### SET OF TASKS
1/ Set down, word for word, the part of the excerpt on cricket's scoop shot below that opens with the words containing "Arguably one of" and closes with "Eoin Morgan (England)".
2/ Supply the next part of the scoop-shot passage below, picking up right after its last line.

### EXCERPT PROVIDED
● ● ● ●

Arguably one of the most unorthodox batters in T20 cricket, Suryakumar Yadav sits on his left knee and makes the scoop shot look so simple.

The right-hander sometimes hits the shot over the wicketkeeper or sometimes between the wicketkeeper and sometimes manages to clear the boundary over the fine leg fielder. His hand-eye coordination enables him to judge the length early.


Ben Stokes (England)

Stokes takes his front leg just outside the off stump, with his back leg in front of the leg stump. His footwork and stance enable him to get to the line of the ball early, combined with his reach and extension of arms. The England all-rounder manages to keep a steady balance while playing the shot.


Eoin Morgan (England)

Morgan played the scoop shot over the wicketkeeper’s head quite similarly to how Tillakaratne Dilshan played. He kneeled down by extending his front leg forward and used the bowler’s pace to place it between the fine leg and third-man area.


Brendon McCullum (New Zealand)

● ● ● ●

### MATERIAL SUPPLIED

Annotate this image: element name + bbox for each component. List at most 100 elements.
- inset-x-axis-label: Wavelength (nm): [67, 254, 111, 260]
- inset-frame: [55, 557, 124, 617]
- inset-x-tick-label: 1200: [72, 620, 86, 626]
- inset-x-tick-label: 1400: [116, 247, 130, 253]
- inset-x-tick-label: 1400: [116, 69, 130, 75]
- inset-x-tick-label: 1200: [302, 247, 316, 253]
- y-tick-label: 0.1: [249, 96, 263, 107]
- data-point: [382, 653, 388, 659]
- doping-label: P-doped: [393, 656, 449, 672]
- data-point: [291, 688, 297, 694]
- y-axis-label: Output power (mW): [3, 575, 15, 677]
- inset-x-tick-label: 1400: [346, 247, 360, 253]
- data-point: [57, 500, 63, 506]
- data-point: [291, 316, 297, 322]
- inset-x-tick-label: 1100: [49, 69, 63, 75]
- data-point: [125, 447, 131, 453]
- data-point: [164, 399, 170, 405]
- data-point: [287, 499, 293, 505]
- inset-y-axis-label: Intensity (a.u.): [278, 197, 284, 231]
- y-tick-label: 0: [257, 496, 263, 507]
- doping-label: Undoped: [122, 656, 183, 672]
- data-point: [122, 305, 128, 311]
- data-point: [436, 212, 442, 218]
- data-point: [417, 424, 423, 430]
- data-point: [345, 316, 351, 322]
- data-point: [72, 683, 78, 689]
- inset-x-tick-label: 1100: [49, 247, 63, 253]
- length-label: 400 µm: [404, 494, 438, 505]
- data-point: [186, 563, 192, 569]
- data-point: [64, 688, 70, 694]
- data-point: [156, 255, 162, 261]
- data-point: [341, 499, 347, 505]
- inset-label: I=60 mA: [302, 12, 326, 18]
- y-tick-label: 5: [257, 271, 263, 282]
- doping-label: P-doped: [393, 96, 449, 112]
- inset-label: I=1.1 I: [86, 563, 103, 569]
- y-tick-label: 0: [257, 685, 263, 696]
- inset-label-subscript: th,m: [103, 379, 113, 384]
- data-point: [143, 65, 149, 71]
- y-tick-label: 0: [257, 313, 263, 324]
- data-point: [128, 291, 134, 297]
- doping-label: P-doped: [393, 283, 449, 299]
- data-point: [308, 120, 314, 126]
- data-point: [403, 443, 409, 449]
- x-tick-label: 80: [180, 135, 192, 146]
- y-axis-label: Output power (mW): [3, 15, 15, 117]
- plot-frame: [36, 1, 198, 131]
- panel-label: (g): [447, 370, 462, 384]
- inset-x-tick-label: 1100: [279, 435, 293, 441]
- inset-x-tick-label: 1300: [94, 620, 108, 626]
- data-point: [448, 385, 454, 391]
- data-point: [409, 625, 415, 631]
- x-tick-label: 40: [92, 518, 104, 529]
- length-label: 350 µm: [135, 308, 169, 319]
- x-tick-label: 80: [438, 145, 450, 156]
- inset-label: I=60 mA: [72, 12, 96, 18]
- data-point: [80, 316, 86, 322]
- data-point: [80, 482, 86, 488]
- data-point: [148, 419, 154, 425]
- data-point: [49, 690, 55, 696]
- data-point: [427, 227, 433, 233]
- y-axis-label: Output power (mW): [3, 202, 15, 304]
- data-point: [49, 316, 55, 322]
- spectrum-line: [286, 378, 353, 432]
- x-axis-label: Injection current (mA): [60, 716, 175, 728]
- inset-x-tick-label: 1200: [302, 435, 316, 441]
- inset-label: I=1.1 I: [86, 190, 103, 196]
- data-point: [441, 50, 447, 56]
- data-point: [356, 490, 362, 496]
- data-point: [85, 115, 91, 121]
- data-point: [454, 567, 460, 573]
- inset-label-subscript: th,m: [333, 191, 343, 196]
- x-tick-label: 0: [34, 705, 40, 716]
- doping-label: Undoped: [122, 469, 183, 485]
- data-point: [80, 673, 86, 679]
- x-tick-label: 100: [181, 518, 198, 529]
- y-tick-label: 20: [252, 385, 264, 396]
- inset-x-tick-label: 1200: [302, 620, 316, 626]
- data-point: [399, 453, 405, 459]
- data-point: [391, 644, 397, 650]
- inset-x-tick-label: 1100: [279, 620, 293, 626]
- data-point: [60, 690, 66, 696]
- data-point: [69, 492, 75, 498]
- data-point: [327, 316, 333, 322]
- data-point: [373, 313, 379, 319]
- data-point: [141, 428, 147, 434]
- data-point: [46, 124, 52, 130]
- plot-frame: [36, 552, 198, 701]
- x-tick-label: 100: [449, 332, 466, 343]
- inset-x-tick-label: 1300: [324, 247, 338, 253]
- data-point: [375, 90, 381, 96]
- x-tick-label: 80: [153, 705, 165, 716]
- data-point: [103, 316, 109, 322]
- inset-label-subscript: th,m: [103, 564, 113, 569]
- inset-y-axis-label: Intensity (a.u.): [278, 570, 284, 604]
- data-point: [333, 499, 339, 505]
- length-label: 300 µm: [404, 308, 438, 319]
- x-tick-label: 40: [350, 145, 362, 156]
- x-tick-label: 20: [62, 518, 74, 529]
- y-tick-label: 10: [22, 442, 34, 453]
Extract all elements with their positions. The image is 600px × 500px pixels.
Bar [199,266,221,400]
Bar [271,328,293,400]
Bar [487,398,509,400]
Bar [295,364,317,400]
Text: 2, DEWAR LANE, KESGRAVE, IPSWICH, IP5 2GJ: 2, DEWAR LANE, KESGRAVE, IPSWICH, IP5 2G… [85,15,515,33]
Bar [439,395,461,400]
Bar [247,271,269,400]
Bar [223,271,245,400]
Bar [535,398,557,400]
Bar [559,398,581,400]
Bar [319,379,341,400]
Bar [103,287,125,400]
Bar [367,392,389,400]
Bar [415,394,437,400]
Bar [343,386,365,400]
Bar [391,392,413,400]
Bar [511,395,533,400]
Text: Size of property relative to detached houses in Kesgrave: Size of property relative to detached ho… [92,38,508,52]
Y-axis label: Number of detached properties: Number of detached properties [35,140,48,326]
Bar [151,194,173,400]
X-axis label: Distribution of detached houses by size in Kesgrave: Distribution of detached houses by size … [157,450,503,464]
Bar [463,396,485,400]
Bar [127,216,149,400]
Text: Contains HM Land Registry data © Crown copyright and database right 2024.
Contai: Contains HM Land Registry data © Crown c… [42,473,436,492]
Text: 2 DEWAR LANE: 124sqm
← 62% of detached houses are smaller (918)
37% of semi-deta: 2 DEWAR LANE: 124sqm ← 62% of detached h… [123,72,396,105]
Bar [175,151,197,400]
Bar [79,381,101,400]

● ● ● ●

### RESPONSES BY TASK
1/
Arguably one of the most unorthodox batters in T20 cricket, Suryakumar Yadav sits on his left knee and makes the scoop shot look so simple.

The right-hander sometimes hits the shot over the wicketkeeper or sometimes between the wicketkeeper and sometimes manages to clear the boundary over the fine leg fielder. His hand-eye coordination enables him to judge the length early.


Ben Stokes (England)

Stokes takes his front leg just outside the off stump, with his back leg in front of the leg stump. His footwork and stance enable him to get to the line of the ball early, combined with his reach and extension of arms. The England all-rounder manages to keep a steady balance while playing the shot.


Eoin Morgan (England)

2/
McCullum played some fine cricketing shots, but when it came to T20 cricket, the former New Zealand wicketkeeper-batter and skipper was innovative with his stroke play.

He played the scoop shot effortlessly without enough foot movement or the extension of his arms, and he used his ability to get into the line of the ball quickly.


Tom Latham (New Zealand)

Latham can play all around the wicket with his innovative style of play and one such shot is the scoop shot. The left-hander makes the shot look simple as he brings his wrists into play.

When the ball is bowled outside the off stump, he extends his stance by taking his front leg around the middle stump area, and his extension of arms helps him keep his balance while placing the ball.